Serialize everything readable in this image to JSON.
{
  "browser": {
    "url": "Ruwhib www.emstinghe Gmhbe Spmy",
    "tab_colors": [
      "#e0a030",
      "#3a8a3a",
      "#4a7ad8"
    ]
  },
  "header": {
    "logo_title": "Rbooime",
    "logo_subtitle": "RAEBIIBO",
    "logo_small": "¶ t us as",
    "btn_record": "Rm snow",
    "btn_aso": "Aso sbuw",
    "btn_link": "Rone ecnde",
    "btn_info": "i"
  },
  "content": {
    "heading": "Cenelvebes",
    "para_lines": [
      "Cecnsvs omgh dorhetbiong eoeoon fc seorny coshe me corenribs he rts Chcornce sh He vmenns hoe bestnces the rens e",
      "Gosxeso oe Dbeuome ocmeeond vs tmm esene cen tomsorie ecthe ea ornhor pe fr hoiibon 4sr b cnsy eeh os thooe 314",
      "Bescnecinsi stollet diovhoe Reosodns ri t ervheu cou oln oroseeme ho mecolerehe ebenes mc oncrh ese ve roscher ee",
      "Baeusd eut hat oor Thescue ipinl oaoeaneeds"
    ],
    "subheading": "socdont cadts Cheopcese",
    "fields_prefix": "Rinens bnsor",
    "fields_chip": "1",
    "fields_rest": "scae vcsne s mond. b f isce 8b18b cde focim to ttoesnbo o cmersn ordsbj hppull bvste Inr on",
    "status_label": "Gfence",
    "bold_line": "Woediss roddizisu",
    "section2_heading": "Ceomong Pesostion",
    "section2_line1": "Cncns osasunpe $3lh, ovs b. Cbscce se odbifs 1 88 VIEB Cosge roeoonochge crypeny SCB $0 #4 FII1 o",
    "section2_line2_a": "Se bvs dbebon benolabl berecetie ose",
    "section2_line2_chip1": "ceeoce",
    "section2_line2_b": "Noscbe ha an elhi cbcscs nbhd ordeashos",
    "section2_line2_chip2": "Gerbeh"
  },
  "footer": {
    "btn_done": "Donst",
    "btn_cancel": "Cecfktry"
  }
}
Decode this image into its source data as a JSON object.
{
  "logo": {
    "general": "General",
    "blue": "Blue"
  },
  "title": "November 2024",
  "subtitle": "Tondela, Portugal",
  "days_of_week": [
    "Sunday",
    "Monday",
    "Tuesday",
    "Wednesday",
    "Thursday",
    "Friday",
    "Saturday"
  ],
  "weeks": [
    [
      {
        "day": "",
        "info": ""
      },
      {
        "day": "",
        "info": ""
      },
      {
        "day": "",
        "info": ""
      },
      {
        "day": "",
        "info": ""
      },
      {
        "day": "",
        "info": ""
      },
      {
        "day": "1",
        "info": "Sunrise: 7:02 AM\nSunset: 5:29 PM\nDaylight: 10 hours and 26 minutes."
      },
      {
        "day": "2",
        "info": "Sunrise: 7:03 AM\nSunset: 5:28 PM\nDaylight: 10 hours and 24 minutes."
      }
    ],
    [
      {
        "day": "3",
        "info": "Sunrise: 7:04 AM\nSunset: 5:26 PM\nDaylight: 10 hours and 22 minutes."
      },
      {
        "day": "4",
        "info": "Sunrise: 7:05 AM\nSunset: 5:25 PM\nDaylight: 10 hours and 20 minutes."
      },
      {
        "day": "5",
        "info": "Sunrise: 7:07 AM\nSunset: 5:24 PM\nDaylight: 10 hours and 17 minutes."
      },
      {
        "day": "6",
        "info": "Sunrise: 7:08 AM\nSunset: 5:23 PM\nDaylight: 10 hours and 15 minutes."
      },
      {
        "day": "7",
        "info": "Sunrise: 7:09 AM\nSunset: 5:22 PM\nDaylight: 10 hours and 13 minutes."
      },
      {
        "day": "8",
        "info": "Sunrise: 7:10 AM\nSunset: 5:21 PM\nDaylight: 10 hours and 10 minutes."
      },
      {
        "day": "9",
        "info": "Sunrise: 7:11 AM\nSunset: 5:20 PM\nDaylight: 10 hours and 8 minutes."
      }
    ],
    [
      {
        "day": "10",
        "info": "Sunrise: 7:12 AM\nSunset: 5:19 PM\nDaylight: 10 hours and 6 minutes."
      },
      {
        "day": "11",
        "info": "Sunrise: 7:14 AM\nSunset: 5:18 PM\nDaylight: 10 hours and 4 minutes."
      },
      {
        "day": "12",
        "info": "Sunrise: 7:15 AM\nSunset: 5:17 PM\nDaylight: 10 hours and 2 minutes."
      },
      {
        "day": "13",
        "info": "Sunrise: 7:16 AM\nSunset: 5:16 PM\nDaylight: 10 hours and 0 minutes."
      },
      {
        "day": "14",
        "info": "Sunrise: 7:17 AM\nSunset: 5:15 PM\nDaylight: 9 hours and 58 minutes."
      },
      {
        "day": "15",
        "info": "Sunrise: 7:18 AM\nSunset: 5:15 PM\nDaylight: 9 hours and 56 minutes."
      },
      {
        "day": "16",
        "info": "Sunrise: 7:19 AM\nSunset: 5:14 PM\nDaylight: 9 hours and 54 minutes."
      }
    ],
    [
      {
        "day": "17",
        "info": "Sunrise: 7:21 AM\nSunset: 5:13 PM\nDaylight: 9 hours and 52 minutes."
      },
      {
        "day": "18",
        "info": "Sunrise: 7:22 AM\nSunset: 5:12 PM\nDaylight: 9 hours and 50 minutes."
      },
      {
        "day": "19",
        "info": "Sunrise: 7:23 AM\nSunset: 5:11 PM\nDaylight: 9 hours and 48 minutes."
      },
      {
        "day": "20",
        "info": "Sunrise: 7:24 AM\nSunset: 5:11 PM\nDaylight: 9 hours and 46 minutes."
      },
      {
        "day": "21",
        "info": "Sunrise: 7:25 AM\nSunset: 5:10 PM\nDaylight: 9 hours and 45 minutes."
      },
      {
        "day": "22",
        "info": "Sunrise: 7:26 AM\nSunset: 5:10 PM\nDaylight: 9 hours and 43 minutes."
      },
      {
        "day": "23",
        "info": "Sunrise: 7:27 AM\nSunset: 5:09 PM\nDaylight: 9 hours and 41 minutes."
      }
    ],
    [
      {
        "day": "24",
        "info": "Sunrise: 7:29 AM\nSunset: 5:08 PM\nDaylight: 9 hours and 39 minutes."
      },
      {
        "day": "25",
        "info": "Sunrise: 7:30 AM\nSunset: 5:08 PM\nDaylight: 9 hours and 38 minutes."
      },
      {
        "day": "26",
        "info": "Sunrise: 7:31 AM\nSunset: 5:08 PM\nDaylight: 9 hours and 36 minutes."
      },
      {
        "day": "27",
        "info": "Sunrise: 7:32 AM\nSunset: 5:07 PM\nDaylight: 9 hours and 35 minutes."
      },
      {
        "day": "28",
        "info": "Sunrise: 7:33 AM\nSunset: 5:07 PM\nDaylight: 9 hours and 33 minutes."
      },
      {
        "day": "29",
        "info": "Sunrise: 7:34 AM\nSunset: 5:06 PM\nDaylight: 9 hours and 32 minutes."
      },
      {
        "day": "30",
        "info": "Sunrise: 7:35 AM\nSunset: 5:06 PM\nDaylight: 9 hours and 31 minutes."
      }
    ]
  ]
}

+++

### To do
The records above must be repeated exactly, every one of them.

### Reply to the task
Serialize everything readable in this image to JSON.
{
  "browser": {
    "url": "Ruwhib www.emstinghe Gmhbe Spmy",
    "tab_colors": [
      "#e0a030",
      "#3a8a3a",
      "#4a7ad8"
    ]
  },
  "header": {
    "logo_title": "Rbooime",
    "logo_subtitle": "RAEBIIBO",
    "logo_small": "¶ t us as",
    "btn_record": "Rm snow",
    "btn_aso": "Aso sbuw",
    "btn_link": "Rone ecnde",
    "btn_info": "i"
  },
  "content": {
    "heading": "Cenelvebes",
    "para_lines": [
      "Cecnsvs omgh dorhetbiong eoeoon fc seorny coshe me corenribs he rts Chcornce sh He vmenns hoe bestnces the rens e",
      "Gosxeso oe Dbeuome ocmeeond vs tmm esene cen tomsorie ecthe ea ornhor pe fr hoiibon 4sr b cnsy eeh os thooe 314",
      "Bescnecinsi stollet diovhoe Reosodns ri t ervheu cou oln oroseeme ho mecolerehe ebenes mc oncrh ese ve roscher ee",
      "Baeusd eut hat oor Thescue ipinl oaoeaneeds"
    ],
    "subheading": "socdont cadts Cheopcese",
    "fields_prefix": "Rinens bnsor",
    "fields_chip": "1",
    "fields_rest": "scae vcsne s mond. b f isce 8b18b cde focim to ttoesnbo o cmersn ordsbj hppull bvste Inr on",
    "status_label": "Gfence",
    "bold_line": "Woediss roddizisu",
    "section2_heading": "Ceomong Pesostion",
    "section2_line1": "Cncns osasunpe $3lh, ovs b. Cbscce se odbifs 1 88 VIEB Cosge roeoonochge crypeny SCB $0 #4 FII1 o",
    "section2_line2_a": "Se bvs dbebon benolabl berecetie ose",
    "section2_line2_chip1": "ceeoce",
    "section2_line2_b": "Noscbe ha an elhi cbcscs nbhd ordeashos",
    "section2_line2_chip2": "Gerbeh"
  },
  "footer": {
    "btn_done": "Donst",
    "btn_cancel": "Cecfktry"
  }
}
Decode this image into its source data as a JSON object.
{
  "logo": {
    "general": "General",
    "blue": "Blue"
  },
  "title": "November 2024",
  "subtitle": "Tondela, Portugal",
  "days_of_week": [
    "Sunday",
    "Monday",
    "Tuesday",
    "Wednesday",
    "Thursday",
    "Friday",
    "Saturday"
  ],
  "weeks": [
    [
      {
        "day": "",
        "info": ""
      },
      {
        "day": "",
        "info": ""
      },
      {
        "day": "",
        "info": ""
      },
      {
        "day": "",
        "info": ""
      },
      {
        "day": "",
        "info": ""
      },
      {
        "day": "1",
        "info": "Sunrise: 7:02 AM\nSunset: 5:29 PM\nDaylight: 10 hours and 26 minutes."
      },
      {
        "day": "2",
        "info": "Sunrise: 7:03 AM\nSunset: 5:28 PM\nDaylight: 10 hours and 24 minutes."
      }
    ],
    [
      {
        "day": "3",
        "info": "Sunrise: 7:04 AM\nSunset: 5:26 PM\nDaylight: 10 hours and 22 minutes."
      },
      {
        "day": "4",
        "info": "Sunrise: 7:05 AM\nSunset: 5:25 PM\nDaylight: 10 hours and 20 minutes."
      },
      {
        "day": "5",
        "info": "Sunrise: 7:07 AM\nSunset: 5:24 PM\nDaylight: 10 hours and 17 minutes."
      },
      {
        "day": "6",
        "info": "Sunrise: 7:08 AM\nSunset: 5:23 PM\nDaylight: 10 hours and 15 minutes."
      },
      {
        "day": "7",
        "info": "Sunrise: 7:09 AM\nSunset: 5:22 PM\nDaylight: 10 hours and 13 minutes."
      },
      {
        "day": "8",
        "info": "Sunrise: 7:10 AM\nSunset: 5:21 PM\nDaylight: 10 hours and 10 minutes."
      },
      {
        "day": "9",
        "info": "Sunrise: 7:11 AM\nSunset: 5:20 PM\nDaylight: 10 hours and 8 minutes."
      }
    ],
    [
      {
        "day": "10",
        "info": "Sunrise: 7:12 AM\nSunset: 5:19 PM\nDaylight: 10 hours and 6 minutes."
      },
      {
        "day": "11",
        "info": "Sunrise: 7:14 AM\nSunset: 5:18 PM\nDaylight: 10 hours and 4 minutes."
      },
      {
        "day": "12",
        "info": "Sunrise: 7:15 AM\nSunset: 5:17 PM\nDaylight: 10 hours and 2 minutes."
      },
      {
        "day": "13",
        "info": "Sunrise: 7:16 AM\nSunset: 5:16 PM\nDaylight: 10 hours and 0 minutes."
      },
      {
        "day": "14",
        "info": "Sunrise: 7:17 AM\nSunset: 5:15 PM\nDaylight: 9 hours and 58 minutes."
      },
      {
        "day": "15",
        "info": "Sunrise: 7:18 AM\nSunset: 5:15 PM\nDaylight: 9 hours and 56 minutes."
      },
      {
        "day": "16",
        "info": "Sunrise: 7:19 AM\nSunset: 5:14 PM\nDaylight: 9 hours and 54 minutes."
      }
    ],
    [
      {
        "day": "17",
        "info": "Sunrise: 7:21 AM\nSunset: 5:13 PM\nDaylight: 9 hours and 52 minutes."
      },
      {
        "day": "18",
        "info": "Sunrise: 7:22 AM\nSunset: 5:12 PM\nDaylight: 9 hours and 50 minutes."
      },
      {
        "day": "19",
        "info": "Sunrise: 7:23 AM\nSunset: 5:11 PM\nDaylight: 9 hours and 48 minutes."
      },
      {
        "day": "20",
        "info": "Sunrise: 7:24 AM\nSunset: 5:11 PM\nDaylight: 9 hours and 46 minutes."
      },
      {
        "day": "21",
        "info": "Sunrise: 7:25 AM\nSunset: 5:10 PM\nDaylight: 9 hours and 45 minutes."
      },
      {
        "day": "22",
        "info": "Sunrise: 7:26 AM\nSunset: 5:10 PM\nDaylight: 9 hours and 43 minutes."
      },
      {
        "day": "23",
        "info": "Sunrise: 7:27 AM\nSunset: 5:09 PM\nDaylight: 9 hours and 41 minutes."
      }
    ],
    [
      {
        "day": "24",
        "info": "Sunrise: 7:29 AM\nSunset: 5:08 PM\nDaylight: 9 hours and 39 minutes."
      },
      {
        "day": "25",
        "info": "Sunrise: 7:30 AM\nSunset: 5:08 PM\nDaylight: 9 hours and 38 minutes."
      },
      {
        "day": "26",
        "info": "Sunrise: 7:31 AM\nSunset: 5:08 PM\nDaylight: 9 hours and 36 minutes."
      },
      {
        "day": "27",
        "info": "Sunrise: 7:32 AM\nSunset: 5:07 PM\nDaylight: 9 hours and 35 minutes."
      },
      {
        "day": "28",
        "info": "Sunrise: 7:33 AM\nSunset: 5:07 PM\nDaylight: 9 hours and 33 minutes."
      },
      {
        "day": "29",
        "info": "Sunrise: 7:34 AM\nSunset: 5:06 PM\nDaylight: 9 hours and 32 minutes."
      },
      {
        "day": "30",
        "info": "Sunrise: 7:35 AM\nSunset: 5:06 PM\nDaylight: 9 hours and 31 minutes."
      }
    ]
  ]
}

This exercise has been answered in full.